= Material shown =
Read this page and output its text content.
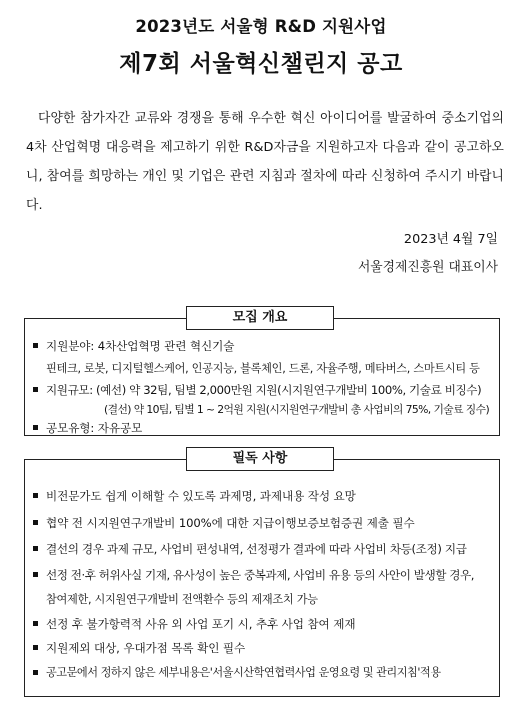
2023년도 서울형 R&D 지원사업
제7회 서울혁신챌린지 공고
다양한 참가자간 교류와 경쟁을 통해 우수한 혁신 아이디어를 발굴하여 중소기업의 4차 산업혁명 대응력을 제고하기 위한 R&D자금을 지원하고자 다음과 같이 공고하오니, 참여를 희망하는 개인 및 기업은 관련 지침과 절차에 따라 신청하여 주시기 바랍니다.
2023년 4월 7일
서울경제진흥원 대표이사
모집 개요
지원분야: 4차산업혁명 관련 혁신기술
핀테크, 로봇, 디지털헬스케어, 인공지능, 블록체인, 드론, 자율주행, 메타버스, 스마트시티 등
지원규모: (예선) 약 32팀, 팀별 2,000만원 지원(시지원연구개발비 100%, 기술료 비징수)
(결선) 약 10팀, 팀별 1 ~ 2억원 지원(시지원연구개발비 총 사업비의 75%, 기술료 징수)
공모유형: 자유공모
필독 사항
비전문가도 쉽게 이해할 수 있도록 과제명, 과제내용 작성 요망
협약 전 시지원연구개발비 100%에 대한 지급이행보증보험증권 제출 필수
결선의 경우 과제 규모, 사업비 편성내역, 선정평가 결과에 따라 사업비 차등(조정) 지급
선정 전·후 허위사실 기재, 유사성이 높은 중복과제, 사업비 유용 등의 사안이 발생할 경우,
참여제한, 시지원연구개발비 전액환수 등의 제재조치 가능
선정 후 불가항력적 사유 외 사업 포기 시, 추후 사업 참여 제재
지원제외 대상, 우대가점 목록 확인 필수
공고문에서 정하지 않은 세부내용은'서울시산학연협력사업 운영요령 및 관리지침'적용
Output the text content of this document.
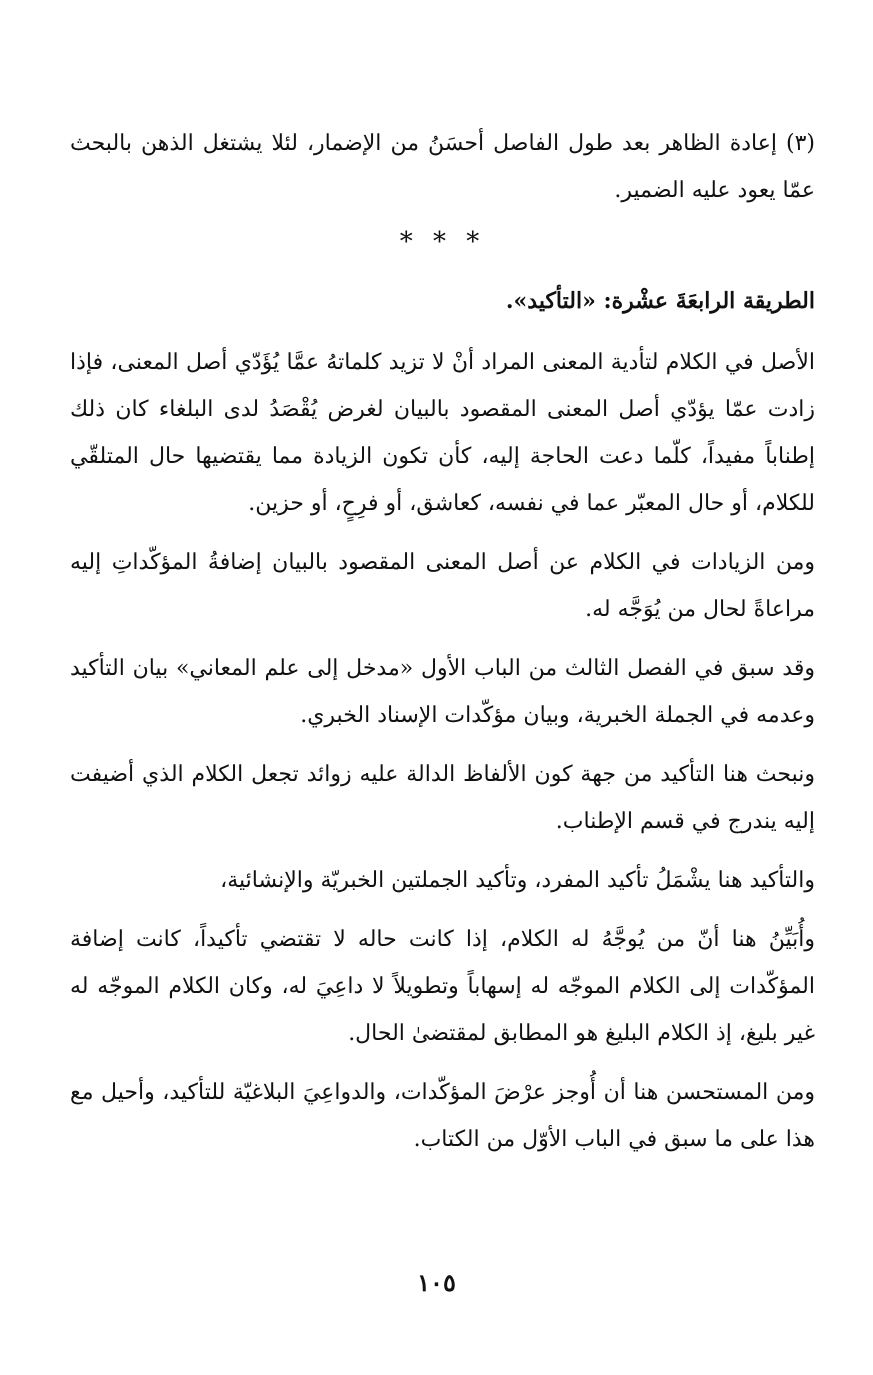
(٣) إعادة الظاهر بعد طول الفاصل أحسَنُ من الإضمار، لئلا يشتغل الذهن بالبحث عمّا يعود عليه الضمير.

* * *

الطريقة الرابعَةَ عشْرة: «التأكيد».

الأصل في الكلام لتأدية المعنى المراد أنْ لا تزيد كلماتهُ عمَّا يُؤَدّي أصل المعنى، فإذا زادت عمّا يؤدّي أصل المعنى المقصود بالبيان لغرض يُقْصَدُ لدى البلغاء كان ذلك إطناباً مفيداً، كلّما دعت الحاجة إليه، كأن تكون الزيادة مما يقتضيها حال المتلقّي للكلام، أو حال المعبّر عما في نفسه، كعاشق، أو فرِحٍ، أو حزين.

ومن الزيادات في الكلام عن أصل المعنى المقصود بالبيان إضافةُ المؤكّداتِ إليه مراعاةً لحال من يُوَجَّه له.

وقد سبق في الفصل الثالث من الباب الأول «مدخل إلى علم المعاني» بيان التأكيد وعدمه في الجملة الخبرية، وبيان مؤكّدات الإسناد الخبري.

ونبحث هنا التأكيد من جهة كون الألفاظ الدالة عليه زوائد تجعل الكلام الذي أضيفت إليه يندرج في قسم الإطناب.

والتأكيد هنا يشْمَلُ تأكيد المفرد، وتأكيد الجملتين الخبريّة والإنشائية،

وأُبَيِّنُ هنا أنّ من يُوجَّهُ له الكلام، إذا كانت حاله لا تقتضي تأكيداً، كانت إضافة المؤكّدات إلى الكلام الموجّه له إسهاباً وتطويلاً لا داعِيَ له، وكان الكلام الموجّه له غير بليغ، إذ الكلام البليغ هو المطابق لمقتضىٰ الحال.

ومن المستحسن هنا أن أُوجز عرْضَ المؤكّدات، والدواعِيَ البلاغيّة للتأكيد، وأحيل مع هذا على ما سبق في الباب الأوّل من الكتاب.

١٠٥
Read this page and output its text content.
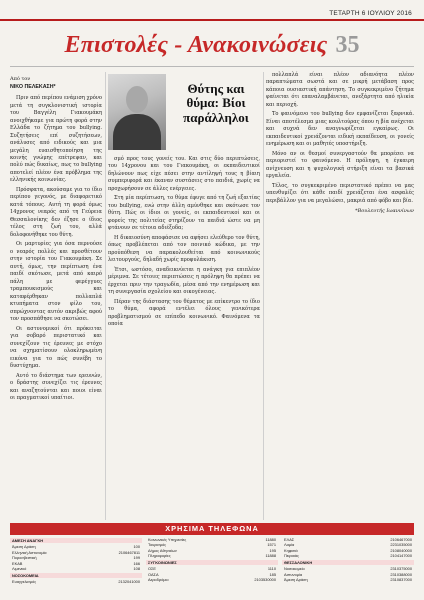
ΤΕΤΑΡΤΗ 6 ΙΟΥΛΙΟΥ 2016
Επιστολές - Ανακοινώσεις 35
Από τον
ΝΙΚΟ ΠΕΛΕΚΑΣΗ*

Πριν από περίπου ενάμιση χρόνο μετά τη συγκλονιστική ιστορία του Βαγγέλη Γιακουμάκη ανοιχθήκαμε για πρώτη φορά στην Ελλάδα το ζήτημα του bullying. Συζητήσεις επί συζητήσεων, ανάλυσες από ειδικούς και μια μεγάλη ευαισθητοποίηση της κοινής γνώμης επέτρεψαν, και πολύ πώς δικαίως, πως το bullying αποτελεί πλέον ένα πρόβλημα της ελληνικής κοινωνίας.

Πρόσφατα, ακούσαμε για το ίδιο περίπου γεγονός, με διαφορετικό κατά τόπους. Αυτή τη φορά όμως 14χρονος νεαρός από τη Γεύρεια Θεσσαλονίκης δεν έζησε ο ίδιος τέλος στη ζωή του, αλλά δολοφονήθηκε του θύτη.

Οι μαρτυρίες για όσα περνούσε ο νεαρός πολλές και προσθέτουν στην ιστορία του Γιακουμάκη. Σε αυτή, όμως, την περίπτωση ένα παιδί σκότωσε, μετά από καιρό πάλη με φερέγγυες τραμπουκισμούς και καταφέρθηκαν πολλαπλά κτυπήματα στον φίλο του, σπρώχνοντας αυτόν ακριβώς αφού τον προσπάθησε να σκοτώσει.

Οι αστυνομικοί ότι πρόκειται για σοβαρό περιστατικό και συνεχίζουν τις έρευνες με στόχο να σχηματίσουν ολοκληρωμένη εικόνα για το πώς συνέβη το δυστύχημα.

Αυτό το διάστημα των ερευνών, ο δράστης συνεχίζει τις έρευνες και αναζητούνται και ποιοι είναι οι πραγματικοί υπαίτιοι.

Θύτης και θύμα: Βίοι παράλληλοι

σμό προς τους γονείς του. Και στις δύο περιπτώσεις, του 14χρονου και του Γιακουμάκη, οι εκπαιδευτικοί δηλώνουν πως είχε πέσει στην αντίληψή τους η βίαιη συμπεριφορά και έκαναν συστάσεις στο παιδιά, χωρίς να προχωρήσουν σε άλλες ενέργειες.

Στη μία περίπτωση, το θύμα έφυγε από τη ζωή εξαιτίας του bullying, ενώ στην άλλη αμύνθηκε και σκότωσε τον θύτη. Πώς οι ίδιοι οι γονείς, οι εκπαιδευτικοί και οι φορείς της πολιτείας στηρίζουν τα παιδιά ώστε να μη φτάνουν σε τέτοια αδιέξοδα;

Η δικαιοσύνη αποφάσισε να αφήσει ελεύθερο τον θύτη, όπως προβλέπεται από τον ποινικό κώδικα, με την προϋπόθεση να παρακολουθείται από κοινωνικούς λειτουργούς, δηλαδή χωρίς προφυλάκιση.

Έτσι, ωστόσο, αναδεικνύεται η ανάγκη για επιπλέον μέριμνα. Σε τέτοιες περιπτώσεις η πρόληψη θα πρέπει να έρχεται πριν την τραγωδία, μέσα από την ενημέρωση και τη συνεργασία σχολείου και οικογένειας.

Πέραν της διάστασης του θέματος με επίκεντρο το ίδιο το θύμα, αφορά εντέλει όλους γενικότερα προβληματισμού σε επίπεδο κοινωνικό. Φαινόμενα τα οποία

πολλαπλά είναι πλέον αδιανόητα πλέον παραπτώματα σωστά και σε μικρή μετάβαση προς κάποια ουσιαστική απάντηση. Το συγκεκριμένο ζήτημα φαίνεται ότι επαναλαμβάνεται, ανεξάρτητα από ηλικία και περιοχή.

Το φαινόμενο του bullying δεν εμφανίζεται ξαφνικά. Είναι αποτέλεσμα μιας κουλτούρας όπου η βία ανέχεται και συχνά δεν αναγνωρίζεται εγκαίρως. Οι εκπαιδευτικοί χρειάζονται ειδική εκπαίδευση, οι γονείς ενημέρωση και οι μαθητές υποστήριξη.

Μόνο αν οι θεσμοί συνεργαστούν θα μπορέσει να περιοριστεί το φαινόμενο. Η πρόληψη, η έγκαιρη ανίχνευση και η ψυχολογική στήριξη είναι τα βασικά εργαλεία.

Τέλος, το συγκεκριμένο περιστατικό πρέπει να μας υπενθυμίζει ότι κάθε παιδί χρειάζεται ένα ασφαλές περιβάλλον για να μεγαλώσει, μακριά από φόβο και βία.

*Βουλευτής Ιωαννίνων
ΧΡΗΣΙΜΑ ΤΗΛΕΦΩΝΑ
ΑΜΕΣΗ ΑΝΑΓΚΗ
Άμεση Δράση	100
Ελληνική Αστυνομία	2106467811
Πυροσβεστική	199
ΕΚΑΒ	166
Λιμενικό	108
ΝΟΣΟΚΟΜΕΙΑ
Ευαγγελισμός	2132041000
Κοινωνικές Υπηρεσίες	11880
Τουρισμός	1571
Δήμος Αθηναίων	195
Πληροφορίες	11888
ΣΥΓΚΟΙΝΩΝΙΕΣ
ΟΣΕ	1110
ΟΑΣΑ	185
Αεροδρόμιο	2103530000
ΕΛΑΣ	2106467000
Λαμία	2231035000
Κηφισιά	2108040000
Πειραιάς	2104147000
ΘΕΣΣΑΛΟΝΙΚΗ
Νοσοκομείο	2310375000
Αστυνομία	2310388000
Άμεση Δράση	2310837000
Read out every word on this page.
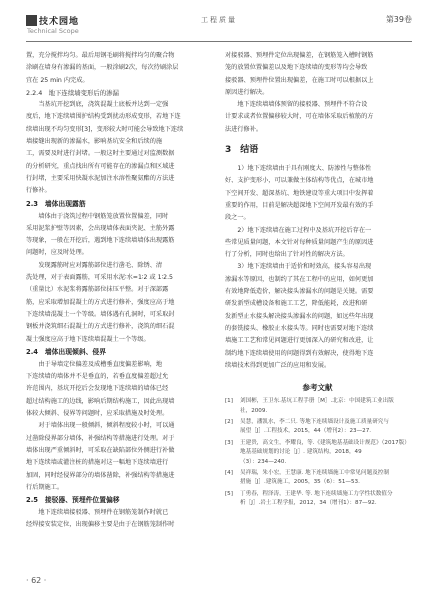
技术园地
Technical Scope
工程质量	第39卷

置，充分搅拌均匀。最后用钢毛刷将搅拌均匀的聚合物

涂刷在墙身有渗漏的基面，一般涂刷2次，每次待刷涂层

宜在 25 min 内完成。

2.2.4　地下连续墙变形后的渗漏

　　当基坑开挖到底，浇筑混凝土底板并达到一定强

度后，地下连续墙围护结构受到扰动形成变形，若地下连

续墙出现不均匀变形[3]，变形较大时可能会导致地下连续

墙接缝出现新的渗漏水，影响基坑安全和后续的施

工，需要及时进行封堵。一般这时主要通过对监测数据

的分析研究，重点找出所有可能存在的渗漏点和区域进

行封堵，主要采用快凝水泥加注水溶性聚氨酯的方法进

行修补。

2.3　墙体出现露筋

　　墙体由于浇筑过程中钢筋笼放置位置偏差，同时

采用泥浆护壁等因素，会出现墙体表面夹泥、主筋外露

等现象，一般在开挖后，遇到地下连续墙墙体出现露筋

问题时，应及时处理。

　　发现露筋时应对露筋部位进行凿毛、除锈、清

洗处理，对于表面露筋，可采用水泥∶水=1∶2 或 1∶2.5

（重量比）水泥浆将露筋部位抹压平整。对于深部露

筋，应采取增加混凝土的方式进行修补，强度应高于地

下连续墙混凝土一个等级。墙体遇有孔洞时，可采取封

钢板并浇筑细石混凝土的方式进行修补，浇筑的细石混

凝土强度应高于地下连续墙混凝土一个等级。

2.4　墙体出现倾斜、侵界

　　由于导墙定位偏差及成槽垂直度偏差影响，地

下连续墙的墙体并不是垂直的，若垂直度偏差超过允

许范围内，基坑开挖后会发现地下连续墙的墙体已经

超过结构施工的边线，影响后期结构施工，因此出现墙

体较大倾斜、侵界等问题时，应采取措施及时处理。

　　对于墙体出现一般倾斜，倾斜程度较小时，可以通

过凿除侵界部分墙体，补强结构等措施进行处理。对于

墙体出现严重倾斜时，可采取在缺陷部位外侧进行补做

地下连续墙或灌注桩的措施对这一幅地下连续墙进行

加固，同时经侵界部分的墙体凿除，补强结构等措施进

行后期施工。

2.5　接驳器、预埋件位置偏移

　　地下连续墙接驳器、预埋件在钢筋笼制作时就已

经焊接安装定位，出现偏移主要是由于在钢筋笼制作时

对接驳器、预埋件定位出现偏差，在钢筋笼入槽时钢筋

笼的放置位置偏差以及地下连续墙的变形等均会导致

接驳器、预埋件位置出现偏差，在施工时可以根据以上

原因进行解决。

　　地下连续墙墙体预留的接驳器、预埋件不符合设

计要求或者位置偏移较大时，可在墙体采取后植筋的方

法进行修补。

3　结语

　　1）地下连续墙由于具有刚度大、防渗性与整体性

好、支护变形小，可以兼做主体结构等优点，在城市地

下空间开发、超深基坑、地铁建设等重大项目中发挥着

重要的作用，目前是解决超深地下空间开发最有效的手

段之一。

　　2）地下连续墙在施工过程中及基坑开挖后存在一

些常见质量问题，本文针对每种质量问题产生的原因进

行了分析，同时也给出了针对性的解决方法。

　　3）地下连续墙由于适价和时效高，接头容易出现

渗漏水等原因，也制约了其在工程中的应用，如何更加

有效地降低造价，解决接头渗漏水的问题是关键。需要

研发新型成槽设备和施工工艺，降低能耗，改进和研

发新型止水接头解决接头渗漏水的问题，如远些年出现

的套铣接头、橡胶止水接头等。同时也需要对地下连续

墙施工工艺和常见问题进行更加深入的研究和改进，让

制约地下连续墙使用的问题得到有效解决，使得地下连

续墙技术得到更加广泛的应用和发展。

参考文献
[1]	刘国彬，王卫东.基坑工程手册［M］.北京：中国建筑工业出版
社，2009.
[2]	吴慧，潘凯水，李二只. 等地下连续墙设计及施工质量研究与
展望［J］.工程技术，2015，44（增刊2）：23—27.
[3]	王建贵，高文生，李耀良，等.《建筑地基基础设计规范》（2017版）
地基基础规划的讨论［J］. 建筑结构，2018，49
（3）：234—240.
[4]	吴祥瑞，朱小宏，王慧康. 地下连续墙施工中常见问题及控制
措施［J］.建筑施工，2005，35（6）：51—53.
[5]	丁勇春，程泽涛，王建华. 等. 地下连续墙施工力学性状数值分
析［J］.岩土工程学报，2012，34（增刊1）：87—92.
· 62 ·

= Exercise =
Gather up every line in the data above that contains the word "Άμεση", copying each one.

= Task response =
Άμεση Δράση	100
Άμεση Δράση	2310837000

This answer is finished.